* begin Task input *

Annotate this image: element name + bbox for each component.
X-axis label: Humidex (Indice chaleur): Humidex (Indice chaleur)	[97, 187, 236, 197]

* end Task input *
* begin Task input *

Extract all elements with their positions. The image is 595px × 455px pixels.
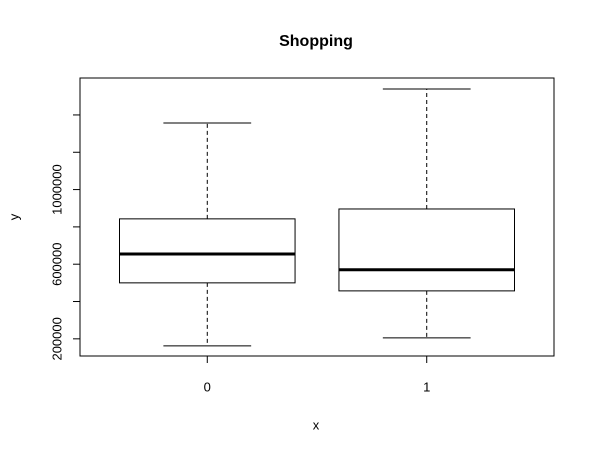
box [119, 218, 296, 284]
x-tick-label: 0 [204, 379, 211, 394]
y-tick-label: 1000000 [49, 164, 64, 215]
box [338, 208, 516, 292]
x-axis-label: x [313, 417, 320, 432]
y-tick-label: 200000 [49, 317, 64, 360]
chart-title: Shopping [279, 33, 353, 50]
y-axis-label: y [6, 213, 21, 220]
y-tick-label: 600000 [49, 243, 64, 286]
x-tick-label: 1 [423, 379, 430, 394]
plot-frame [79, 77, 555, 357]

* end Task input *

Update the lines between the one holding "Extract all elements" and the one holding "plot-frame [79, 77, 555, 357]", inclusive, by changing "positions" to "locations" and keeping everything else the same. Leave the pictures out of your answer.

| Worked answer |
Extract all elements with their locations. The image is 595px × 455px pixels.
box [119, 218, 296, 284]
x-tick-label: 0 [204, 379, 211, 394]
y-tick-label: 1000000 [49, 164, 64, 215]
box [338, 208, 516, 292]
x-axis-label: x [313, 417, 320, 432]
y-tick-label: 200000 [49, 317, 64, 360]
chart-title: Shopping [279, 33, 353, 50]
y-axis-label: y [6, 213, 21, 220]
y-tick-label: 600000 [49, 243, 64, 286]
x-tick-label: 1 [423, 379, 430, 394]
plot-frame [79, 77, 555, 357]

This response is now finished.